— Start of SUPPLIED MATERIAL —

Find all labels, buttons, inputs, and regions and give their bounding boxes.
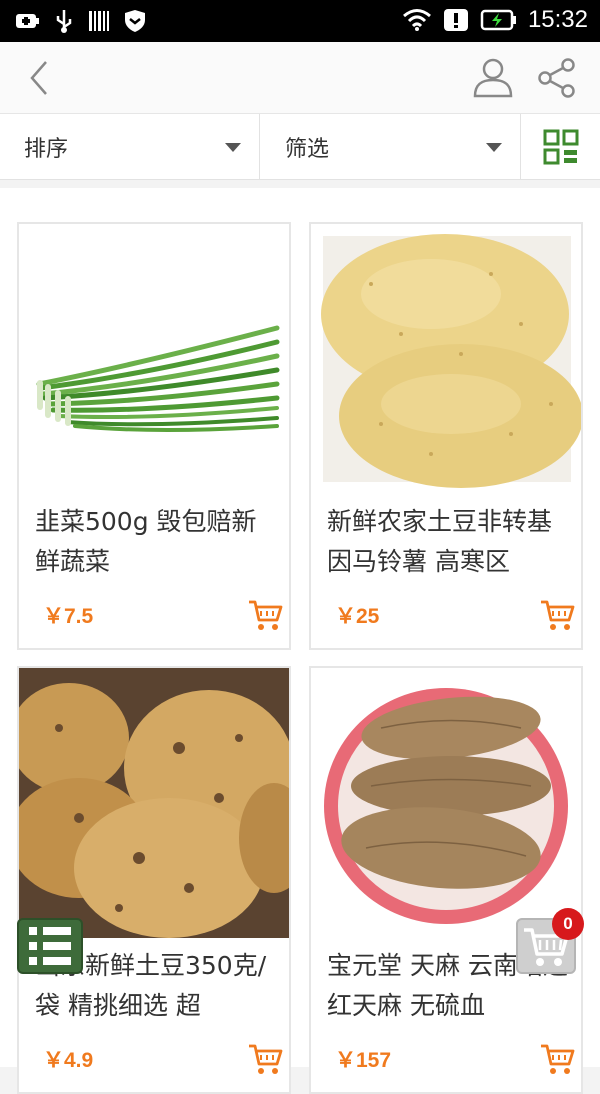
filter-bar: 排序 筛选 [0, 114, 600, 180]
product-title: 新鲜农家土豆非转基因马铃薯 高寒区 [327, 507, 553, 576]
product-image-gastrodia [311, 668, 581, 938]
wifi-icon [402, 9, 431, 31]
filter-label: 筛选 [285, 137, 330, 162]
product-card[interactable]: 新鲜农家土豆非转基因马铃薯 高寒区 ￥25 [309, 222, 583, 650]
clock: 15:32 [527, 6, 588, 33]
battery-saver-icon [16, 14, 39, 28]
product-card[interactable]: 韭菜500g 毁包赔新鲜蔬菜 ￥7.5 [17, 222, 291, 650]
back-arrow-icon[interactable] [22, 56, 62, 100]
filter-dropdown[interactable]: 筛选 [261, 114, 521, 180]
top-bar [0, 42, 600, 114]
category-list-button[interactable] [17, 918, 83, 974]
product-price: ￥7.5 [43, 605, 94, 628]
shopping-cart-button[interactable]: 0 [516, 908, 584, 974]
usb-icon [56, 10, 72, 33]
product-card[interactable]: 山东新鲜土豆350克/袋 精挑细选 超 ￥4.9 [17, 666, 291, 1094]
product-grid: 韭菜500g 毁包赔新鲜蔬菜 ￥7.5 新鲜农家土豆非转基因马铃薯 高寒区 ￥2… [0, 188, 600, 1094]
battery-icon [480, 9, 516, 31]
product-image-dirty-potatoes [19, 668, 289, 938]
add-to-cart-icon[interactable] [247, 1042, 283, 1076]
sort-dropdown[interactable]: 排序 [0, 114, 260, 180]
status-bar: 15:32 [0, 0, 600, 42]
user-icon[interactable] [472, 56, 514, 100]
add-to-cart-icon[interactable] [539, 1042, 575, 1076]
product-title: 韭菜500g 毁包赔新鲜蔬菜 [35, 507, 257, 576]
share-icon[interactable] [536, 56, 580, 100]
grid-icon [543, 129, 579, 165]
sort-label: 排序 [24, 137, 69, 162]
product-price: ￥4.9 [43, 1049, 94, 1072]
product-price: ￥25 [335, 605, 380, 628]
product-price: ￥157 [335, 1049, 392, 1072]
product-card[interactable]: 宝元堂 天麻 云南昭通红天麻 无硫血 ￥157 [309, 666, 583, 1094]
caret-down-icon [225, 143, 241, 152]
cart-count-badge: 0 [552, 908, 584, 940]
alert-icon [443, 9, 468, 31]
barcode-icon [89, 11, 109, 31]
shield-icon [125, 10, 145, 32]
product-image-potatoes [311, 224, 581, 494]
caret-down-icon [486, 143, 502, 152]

— End of SUPPLIED MATERIAL —

**SHORT EXERCISE**
Rewrite the material with "add-to-cart-icon" substituted by "cart-add-icon" everywhere it occurs, keeping every other part the same, and leave the pictures out.

**SOLUTION TO THIS EXERCISE**
Find all labels, buttons, inputs, and regions and give their bounding boxes.
filter-bar: 排序 筛选 [0, 114, 600, 180]
product-title: 新鲜农家土豆非转基因马铃薯 高寒区 [327, 507, 553, 576]
product-image-gastrodia [311, 668, 581, 938]
wifi-icon [402, 9, 431, 31]
filter-label: 筛选 [285, 137, 330, 162]
product-card[interactable]: 新鲜农家土豆非转基因马铃薯 高寒区 ￥25 [309, 222, 583, 650]
clock: 15:32 [527, 6, 588, 33]
battery-saver-icon [16, 14, 39, 28]
product-card[interactable]: 韭菜500g 毁包赔新鲜蔬菜 ￥7.5 [17, 222, 291, 650]
back-arrow-icon[interactable] [22, 56, 62, 100]
filter-dropdown[interactable]: 筛选 [261, 114, 521, 180]
top-bar [0, 42, 600, 114]
category-list-button[interactable] [17, 918, 83, 974]
product-price: ￥7.5 [43, 605, 94, 628]
shopping-cart-button[interactable]: 0 [516, 908, 584, 974]
usb-icon [56, 10, 72, 33]
product-card[interactable]: 山东新鲜土豆350克/袋 精挑细选 超 ￥4.9 [17, 666, 291, 1094]
product-grid: 韭菜500g 毁包赔新鲜蔬菜 ￥7.5 新鲜农家土豆非转基因马铃薯 高寒区 ￥2… [0, 188, 600, 1094]
battery-icon [480, 9, 516, 31]
product-image-dirty-potatoes [19, 668, 289, 938]
cart-add-icon[interactable] [247, 1042, 283, 1076]
sort-dropdown[interactable]: 排序 [0, 114, 260, 180]
status-bar: 15:32 [0, 0, 600, 42]
user-icon[interactable] [472, 56, 514, 100]
cart-add-icon[interactable] [539, 1042, 575, 1076]
product-title: 韭菜500g 毁包赔新鲜蔬菜 [35, 507, 257, 576]
share-icon[interactable] [536, 56, 580, 100]
grid-icon [543, 129, 579, 165]
sort-label: 排序 [24, 137, 69, 162]
product-price: ￥4.9 [43, 1049, 94, 1072]
product-price: ￥25 [335, 605, 380, 628]
product-price: ￥157 [335, 1049, 392, 1072]
product-card[interactable]: 宝元堂 天麻 云南昭通红天麻 无硫血 ￥157 [309, 666, 583, 1094]
caret-down-icon [225, 143, 241, 152]
cart-count-badge: 0 [552, 908, 584, 940]
alert-icon [443, 9, 468, 31]
barcode-icon [89, 11, 109, 31]
shield-icon [125, 10, 145, 32]
product-image-potatoes [311, 224, 581, 494]
caret-down-icon [486, 143, 502, 152]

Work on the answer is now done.